→ **Exercise goal**:
Output a single figure: the number of lines in which the word "JSON" appears.

>> start Given entries

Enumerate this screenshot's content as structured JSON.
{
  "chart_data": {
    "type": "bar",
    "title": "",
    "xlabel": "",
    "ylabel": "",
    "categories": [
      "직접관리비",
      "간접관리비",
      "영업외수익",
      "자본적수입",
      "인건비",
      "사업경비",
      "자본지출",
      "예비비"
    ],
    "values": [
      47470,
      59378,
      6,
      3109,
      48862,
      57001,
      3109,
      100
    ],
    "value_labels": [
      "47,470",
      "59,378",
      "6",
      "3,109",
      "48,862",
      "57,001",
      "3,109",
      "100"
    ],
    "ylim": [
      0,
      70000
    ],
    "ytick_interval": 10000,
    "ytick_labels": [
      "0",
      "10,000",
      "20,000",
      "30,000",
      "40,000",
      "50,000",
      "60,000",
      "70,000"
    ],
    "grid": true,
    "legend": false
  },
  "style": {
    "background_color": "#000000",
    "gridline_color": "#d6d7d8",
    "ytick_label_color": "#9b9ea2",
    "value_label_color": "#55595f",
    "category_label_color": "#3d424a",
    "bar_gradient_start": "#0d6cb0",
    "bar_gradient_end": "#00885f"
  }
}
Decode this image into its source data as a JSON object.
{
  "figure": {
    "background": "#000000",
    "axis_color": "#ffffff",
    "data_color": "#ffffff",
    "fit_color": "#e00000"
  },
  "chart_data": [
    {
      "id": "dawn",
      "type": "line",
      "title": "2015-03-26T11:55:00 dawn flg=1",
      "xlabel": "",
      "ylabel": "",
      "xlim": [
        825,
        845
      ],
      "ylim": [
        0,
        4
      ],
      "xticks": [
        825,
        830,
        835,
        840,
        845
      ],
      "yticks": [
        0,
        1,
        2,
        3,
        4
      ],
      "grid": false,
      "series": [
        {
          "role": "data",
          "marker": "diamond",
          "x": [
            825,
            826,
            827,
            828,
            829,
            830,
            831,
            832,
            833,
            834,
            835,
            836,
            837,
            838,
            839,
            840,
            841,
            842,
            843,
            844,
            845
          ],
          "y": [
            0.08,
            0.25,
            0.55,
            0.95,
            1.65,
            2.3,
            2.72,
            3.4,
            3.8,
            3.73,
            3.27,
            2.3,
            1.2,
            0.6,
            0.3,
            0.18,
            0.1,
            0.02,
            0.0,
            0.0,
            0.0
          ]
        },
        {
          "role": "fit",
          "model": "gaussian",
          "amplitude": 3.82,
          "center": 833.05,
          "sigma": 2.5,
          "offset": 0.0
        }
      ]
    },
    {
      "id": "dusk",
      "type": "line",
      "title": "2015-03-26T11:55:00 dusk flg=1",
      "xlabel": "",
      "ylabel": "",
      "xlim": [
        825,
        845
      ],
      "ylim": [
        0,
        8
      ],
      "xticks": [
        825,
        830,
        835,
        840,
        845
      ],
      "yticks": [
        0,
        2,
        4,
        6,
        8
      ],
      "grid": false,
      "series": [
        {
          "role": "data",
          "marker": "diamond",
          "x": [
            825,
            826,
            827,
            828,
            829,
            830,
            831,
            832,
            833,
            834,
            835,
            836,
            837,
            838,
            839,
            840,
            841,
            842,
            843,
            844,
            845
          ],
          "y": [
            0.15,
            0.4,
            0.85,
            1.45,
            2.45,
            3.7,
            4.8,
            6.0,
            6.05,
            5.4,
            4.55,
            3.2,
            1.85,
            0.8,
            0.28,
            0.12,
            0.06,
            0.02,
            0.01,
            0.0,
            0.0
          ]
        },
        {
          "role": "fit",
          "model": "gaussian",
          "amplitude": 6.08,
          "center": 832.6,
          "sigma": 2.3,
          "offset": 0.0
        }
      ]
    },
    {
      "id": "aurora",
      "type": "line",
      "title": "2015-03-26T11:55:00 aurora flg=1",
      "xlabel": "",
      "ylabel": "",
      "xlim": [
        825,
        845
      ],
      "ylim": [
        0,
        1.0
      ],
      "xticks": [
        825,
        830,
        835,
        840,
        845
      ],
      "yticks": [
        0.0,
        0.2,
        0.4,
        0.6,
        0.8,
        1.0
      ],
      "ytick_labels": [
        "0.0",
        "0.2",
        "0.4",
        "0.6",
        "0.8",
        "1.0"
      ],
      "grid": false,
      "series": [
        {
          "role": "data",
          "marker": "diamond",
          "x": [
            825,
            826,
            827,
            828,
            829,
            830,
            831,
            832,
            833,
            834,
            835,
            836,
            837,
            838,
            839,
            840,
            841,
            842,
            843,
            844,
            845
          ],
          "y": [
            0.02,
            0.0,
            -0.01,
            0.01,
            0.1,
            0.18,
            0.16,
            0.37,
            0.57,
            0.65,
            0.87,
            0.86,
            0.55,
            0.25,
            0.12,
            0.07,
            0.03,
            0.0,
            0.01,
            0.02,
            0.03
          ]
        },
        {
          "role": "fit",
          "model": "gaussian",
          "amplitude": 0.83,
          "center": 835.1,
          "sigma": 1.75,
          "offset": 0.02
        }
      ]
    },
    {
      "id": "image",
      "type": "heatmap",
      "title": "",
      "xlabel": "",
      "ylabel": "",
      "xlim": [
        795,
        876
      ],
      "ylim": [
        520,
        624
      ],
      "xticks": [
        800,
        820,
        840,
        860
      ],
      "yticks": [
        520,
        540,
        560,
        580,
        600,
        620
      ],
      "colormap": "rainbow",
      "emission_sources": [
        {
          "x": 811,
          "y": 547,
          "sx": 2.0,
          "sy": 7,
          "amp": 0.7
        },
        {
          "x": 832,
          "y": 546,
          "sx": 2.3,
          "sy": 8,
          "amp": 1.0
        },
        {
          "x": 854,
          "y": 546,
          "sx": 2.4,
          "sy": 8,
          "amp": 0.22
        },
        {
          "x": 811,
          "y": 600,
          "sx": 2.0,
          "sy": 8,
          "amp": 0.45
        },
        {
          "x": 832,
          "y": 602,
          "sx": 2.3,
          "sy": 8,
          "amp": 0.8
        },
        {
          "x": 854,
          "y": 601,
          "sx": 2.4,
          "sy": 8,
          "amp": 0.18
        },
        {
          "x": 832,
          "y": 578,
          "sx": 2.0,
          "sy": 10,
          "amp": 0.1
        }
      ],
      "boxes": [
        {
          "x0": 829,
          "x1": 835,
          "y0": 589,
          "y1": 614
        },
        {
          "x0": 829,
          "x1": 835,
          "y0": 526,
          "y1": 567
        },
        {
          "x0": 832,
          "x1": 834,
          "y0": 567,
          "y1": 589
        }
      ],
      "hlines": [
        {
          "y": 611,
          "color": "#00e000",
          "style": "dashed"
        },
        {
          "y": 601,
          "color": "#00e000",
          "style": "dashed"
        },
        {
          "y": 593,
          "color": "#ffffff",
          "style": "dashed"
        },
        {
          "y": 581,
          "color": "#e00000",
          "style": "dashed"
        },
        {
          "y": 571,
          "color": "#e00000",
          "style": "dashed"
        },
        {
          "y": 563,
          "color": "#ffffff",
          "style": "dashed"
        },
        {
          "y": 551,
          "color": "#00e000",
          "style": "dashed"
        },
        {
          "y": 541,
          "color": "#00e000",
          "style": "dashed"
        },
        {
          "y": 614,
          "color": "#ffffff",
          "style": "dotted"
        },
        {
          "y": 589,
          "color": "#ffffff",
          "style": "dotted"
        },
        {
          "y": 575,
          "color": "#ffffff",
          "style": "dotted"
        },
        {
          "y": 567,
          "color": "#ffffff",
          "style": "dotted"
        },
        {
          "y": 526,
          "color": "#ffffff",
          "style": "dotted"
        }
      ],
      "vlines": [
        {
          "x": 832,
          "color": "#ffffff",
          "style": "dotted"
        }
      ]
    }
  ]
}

>> end Given entries
>> start Given entries

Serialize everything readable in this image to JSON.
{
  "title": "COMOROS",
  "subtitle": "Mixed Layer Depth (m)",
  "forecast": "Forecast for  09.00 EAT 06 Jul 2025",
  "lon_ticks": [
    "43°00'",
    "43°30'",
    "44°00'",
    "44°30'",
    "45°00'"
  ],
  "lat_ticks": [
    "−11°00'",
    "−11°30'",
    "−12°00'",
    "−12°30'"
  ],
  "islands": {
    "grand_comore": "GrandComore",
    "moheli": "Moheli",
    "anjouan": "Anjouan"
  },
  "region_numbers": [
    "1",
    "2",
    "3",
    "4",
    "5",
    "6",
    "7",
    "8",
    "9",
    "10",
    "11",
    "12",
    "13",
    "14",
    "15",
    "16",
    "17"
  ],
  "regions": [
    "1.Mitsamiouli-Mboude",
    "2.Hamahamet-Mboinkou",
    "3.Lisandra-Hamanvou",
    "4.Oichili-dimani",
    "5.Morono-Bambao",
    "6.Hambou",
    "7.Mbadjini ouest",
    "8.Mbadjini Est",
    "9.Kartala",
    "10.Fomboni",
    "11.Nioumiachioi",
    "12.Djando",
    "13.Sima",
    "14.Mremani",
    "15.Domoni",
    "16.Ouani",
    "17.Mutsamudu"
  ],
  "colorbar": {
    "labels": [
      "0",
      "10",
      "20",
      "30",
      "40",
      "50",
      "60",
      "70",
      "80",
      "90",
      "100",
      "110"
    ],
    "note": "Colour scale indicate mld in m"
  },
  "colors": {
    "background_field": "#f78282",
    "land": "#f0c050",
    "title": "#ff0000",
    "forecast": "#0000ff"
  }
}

>> end Given entries

→ **Answer**:
3